Check each line of the records below and collect those holding "type".
-- Begin Information provided --
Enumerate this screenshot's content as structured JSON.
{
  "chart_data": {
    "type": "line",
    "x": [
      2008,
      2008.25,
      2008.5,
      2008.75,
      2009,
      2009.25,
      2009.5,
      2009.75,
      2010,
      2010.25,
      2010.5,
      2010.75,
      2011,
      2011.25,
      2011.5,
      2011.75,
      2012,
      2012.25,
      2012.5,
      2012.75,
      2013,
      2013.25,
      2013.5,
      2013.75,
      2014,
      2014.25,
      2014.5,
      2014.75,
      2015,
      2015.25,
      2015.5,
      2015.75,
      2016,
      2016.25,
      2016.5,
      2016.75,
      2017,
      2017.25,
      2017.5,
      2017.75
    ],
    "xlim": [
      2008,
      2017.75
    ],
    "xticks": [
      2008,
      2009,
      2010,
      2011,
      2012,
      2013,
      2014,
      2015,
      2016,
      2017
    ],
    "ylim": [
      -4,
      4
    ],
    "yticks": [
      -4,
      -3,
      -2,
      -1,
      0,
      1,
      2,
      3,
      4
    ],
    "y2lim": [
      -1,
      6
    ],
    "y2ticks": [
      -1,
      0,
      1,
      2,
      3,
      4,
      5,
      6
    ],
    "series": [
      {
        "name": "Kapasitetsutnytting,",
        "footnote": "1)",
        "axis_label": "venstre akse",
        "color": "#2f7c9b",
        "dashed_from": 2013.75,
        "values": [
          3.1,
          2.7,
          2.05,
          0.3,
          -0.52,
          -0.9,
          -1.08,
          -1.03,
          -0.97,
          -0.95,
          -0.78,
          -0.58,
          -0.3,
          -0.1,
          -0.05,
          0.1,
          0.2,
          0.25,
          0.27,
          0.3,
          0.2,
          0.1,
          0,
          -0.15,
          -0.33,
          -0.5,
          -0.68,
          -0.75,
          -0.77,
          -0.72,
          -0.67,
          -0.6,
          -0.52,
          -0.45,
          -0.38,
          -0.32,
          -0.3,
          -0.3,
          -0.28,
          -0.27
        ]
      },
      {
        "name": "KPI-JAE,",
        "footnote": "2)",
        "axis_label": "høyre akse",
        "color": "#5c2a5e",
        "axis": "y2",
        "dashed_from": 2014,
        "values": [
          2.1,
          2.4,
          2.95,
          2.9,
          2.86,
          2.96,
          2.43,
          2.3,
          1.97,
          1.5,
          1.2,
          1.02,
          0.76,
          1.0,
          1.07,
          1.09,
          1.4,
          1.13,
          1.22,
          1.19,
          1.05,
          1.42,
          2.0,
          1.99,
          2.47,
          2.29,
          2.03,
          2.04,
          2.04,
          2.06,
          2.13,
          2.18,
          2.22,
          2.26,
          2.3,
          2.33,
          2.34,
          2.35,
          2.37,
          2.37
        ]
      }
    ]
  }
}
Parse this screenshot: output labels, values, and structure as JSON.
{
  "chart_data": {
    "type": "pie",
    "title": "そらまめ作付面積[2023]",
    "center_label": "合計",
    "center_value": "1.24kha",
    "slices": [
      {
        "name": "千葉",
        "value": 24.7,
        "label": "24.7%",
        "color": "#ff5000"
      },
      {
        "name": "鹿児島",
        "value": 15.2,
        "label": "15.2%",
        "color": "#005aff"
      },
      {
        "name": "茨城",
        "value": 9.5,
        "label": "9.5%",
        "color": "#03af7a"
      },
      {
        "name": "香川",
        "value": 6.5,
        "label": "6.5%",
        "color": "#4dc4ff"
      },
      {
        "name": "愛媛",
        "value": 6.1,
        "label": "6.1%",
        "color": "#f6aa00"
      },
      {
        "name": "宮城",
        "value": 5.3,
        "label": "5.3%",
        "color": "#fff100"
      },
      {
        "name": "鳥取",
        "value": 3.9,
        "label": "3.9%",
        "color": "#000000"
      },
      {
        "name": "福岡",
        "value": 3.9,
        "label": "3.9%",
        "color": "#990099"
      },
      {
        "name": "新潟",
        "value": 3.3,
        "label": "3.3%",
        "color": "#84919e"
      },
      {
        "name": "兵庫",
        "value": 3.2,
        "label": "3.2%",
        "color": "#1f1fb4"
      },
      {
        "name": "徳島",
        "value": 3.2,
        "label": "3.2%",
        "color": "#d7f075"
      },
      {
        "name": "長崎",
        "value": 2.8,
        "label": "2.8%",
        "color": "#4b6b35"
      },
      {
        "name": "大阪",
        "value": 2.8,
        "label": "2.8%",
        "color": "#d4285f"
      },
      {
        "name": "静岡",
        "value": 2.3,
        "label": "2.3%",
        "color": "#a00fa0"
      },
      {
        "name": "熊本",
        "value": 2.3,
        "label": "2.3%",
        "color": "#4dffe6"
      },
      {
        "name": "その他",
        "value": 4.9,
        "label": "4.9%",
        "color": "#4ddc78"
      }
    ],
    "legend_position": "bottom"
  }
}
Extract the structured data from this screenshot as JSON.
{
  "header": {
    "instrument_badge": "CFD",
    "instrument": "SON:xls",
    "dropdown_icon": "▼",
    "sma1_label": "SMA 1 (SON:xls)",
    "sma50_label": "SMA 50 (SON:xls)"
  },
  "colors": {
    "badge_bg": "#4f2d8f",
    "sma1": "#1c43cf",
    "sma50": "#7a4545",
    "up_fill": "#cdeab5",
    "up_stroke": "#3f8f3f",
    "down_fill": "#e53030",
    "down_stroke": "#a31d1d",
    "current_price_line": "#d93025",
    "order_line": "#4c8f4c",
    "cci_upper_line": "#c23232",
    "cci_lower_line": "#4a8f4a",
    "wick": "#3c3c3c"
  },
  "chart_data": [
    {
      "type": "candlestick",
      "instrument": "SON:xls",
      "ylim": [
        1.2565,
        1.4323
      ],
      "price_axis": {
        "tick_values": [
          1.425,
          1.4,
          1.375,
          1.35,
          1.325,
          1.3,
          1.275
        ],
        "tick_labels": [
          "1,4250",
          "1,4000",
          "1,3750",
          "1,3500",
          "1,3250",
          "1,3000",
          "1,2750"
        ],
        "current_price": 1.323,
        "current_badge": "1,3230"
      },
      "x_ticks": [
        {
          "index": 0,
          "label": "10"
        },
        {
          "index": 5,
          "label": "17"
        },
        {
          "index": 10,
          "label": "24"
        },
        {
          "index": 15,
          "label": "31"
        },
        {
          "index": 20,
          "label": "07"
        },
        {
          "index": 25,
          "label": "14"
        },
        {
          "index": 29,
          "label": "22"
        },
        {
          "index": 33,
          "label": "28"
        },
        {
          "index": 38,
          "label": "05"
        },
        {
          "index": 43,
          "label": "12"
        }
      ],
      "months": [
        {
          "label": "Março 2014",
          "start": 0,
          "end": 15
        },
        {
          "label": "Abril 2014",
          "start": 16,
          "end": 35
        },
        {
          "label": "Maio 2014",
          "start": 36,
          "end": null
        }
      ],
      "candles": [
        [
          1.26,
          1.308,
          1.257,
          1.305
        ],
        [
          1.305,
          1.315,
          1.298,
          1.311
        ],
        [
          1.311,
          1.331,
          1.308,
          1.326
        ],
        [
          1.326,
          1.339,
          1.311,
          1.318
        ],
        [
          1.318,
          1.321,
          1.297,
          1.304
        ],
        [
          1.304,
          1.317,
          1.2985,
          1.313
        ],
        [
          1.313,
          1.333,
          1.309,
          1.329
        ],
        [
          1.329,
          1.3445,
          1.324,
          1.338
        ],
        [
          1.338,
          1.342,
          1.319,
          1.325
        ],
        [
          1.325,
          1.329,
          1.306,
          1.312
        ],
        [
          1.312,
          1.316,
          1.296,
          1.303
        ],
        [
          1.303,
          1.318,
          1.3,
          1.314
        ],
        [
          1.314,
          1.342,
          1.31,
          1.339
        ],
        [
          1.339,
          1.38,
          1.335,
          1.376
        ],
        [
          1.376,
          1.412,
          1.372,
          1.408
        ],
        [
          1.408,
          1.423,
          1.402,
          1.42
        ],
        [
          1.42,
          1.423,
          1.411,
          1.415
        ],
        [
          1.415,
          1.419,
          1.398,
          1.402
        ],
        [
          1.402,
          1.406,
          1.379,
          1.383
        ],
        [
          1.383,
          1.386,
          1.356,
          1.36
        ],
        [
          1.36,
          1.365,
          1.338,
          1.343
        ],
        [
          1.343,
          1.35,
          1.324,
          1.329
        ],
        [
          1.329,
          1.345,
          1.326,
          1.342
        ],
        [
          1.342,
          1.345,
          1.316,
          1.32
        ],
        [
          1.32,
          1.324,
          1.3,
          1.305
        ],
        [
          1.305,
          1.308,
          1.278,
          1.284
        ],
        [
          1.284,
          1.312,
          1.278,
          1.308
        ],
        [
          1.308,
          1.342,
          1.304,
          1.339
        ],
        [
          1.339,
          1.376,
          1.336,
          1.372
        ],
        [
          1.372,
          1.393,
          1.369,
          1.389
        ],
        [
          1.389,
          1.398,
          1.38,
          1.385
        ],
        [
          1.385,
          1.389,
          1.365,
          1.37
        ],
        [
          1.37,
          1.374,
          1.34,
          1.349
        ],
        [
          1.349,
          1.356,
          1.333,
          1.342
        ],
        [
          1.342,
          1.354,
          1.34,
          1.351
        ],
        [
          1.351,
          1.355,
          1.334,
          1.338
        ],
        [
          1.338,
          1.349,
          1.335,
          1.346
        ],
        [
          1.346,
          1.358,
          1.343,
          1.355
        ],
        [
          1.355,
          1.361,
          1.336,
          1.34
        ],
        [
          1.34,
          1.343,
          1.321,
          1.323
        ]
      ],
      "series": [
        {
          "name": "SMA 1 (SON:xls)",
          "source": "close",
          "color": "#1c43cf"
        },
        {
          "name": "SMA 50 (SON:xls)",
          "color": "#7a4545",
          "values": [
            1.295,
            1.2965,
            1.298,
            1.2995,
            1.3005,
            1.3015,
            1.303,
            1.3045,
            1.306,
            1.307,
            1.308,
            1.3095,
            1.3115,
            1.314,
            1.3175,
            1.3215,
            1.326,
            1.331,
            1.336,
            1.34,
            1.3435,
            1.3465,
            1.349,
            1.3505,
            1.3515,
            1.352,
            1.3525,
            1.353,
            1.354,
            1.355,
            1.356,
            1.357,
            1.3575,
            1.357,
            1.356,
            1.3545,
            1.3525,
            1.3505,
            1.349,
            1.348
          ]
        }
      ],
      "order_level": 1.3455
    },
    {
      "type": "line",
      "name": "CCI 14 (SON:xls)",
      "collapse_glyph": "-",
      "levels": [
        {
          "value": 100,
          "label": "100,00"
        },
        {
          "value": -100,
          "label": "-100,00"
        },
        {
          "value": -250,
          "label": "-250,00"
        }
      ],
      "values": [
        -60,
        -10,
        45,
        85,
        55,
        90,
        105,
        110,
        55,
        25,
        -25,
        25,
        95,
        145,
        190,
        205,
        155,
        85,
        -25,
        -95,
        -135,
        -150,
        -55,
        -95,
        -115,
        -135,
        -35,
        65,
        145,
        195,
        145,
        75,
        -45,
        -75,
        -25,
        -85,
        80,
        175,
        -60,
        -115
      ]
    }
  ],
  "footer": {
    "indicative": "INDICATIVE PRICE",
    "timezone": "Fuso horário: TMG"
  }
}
-- End Information provided --
--- Complete response ---
    "type": "line",
    "type": "pie",
      "type": "candlestick",
      "type": "line",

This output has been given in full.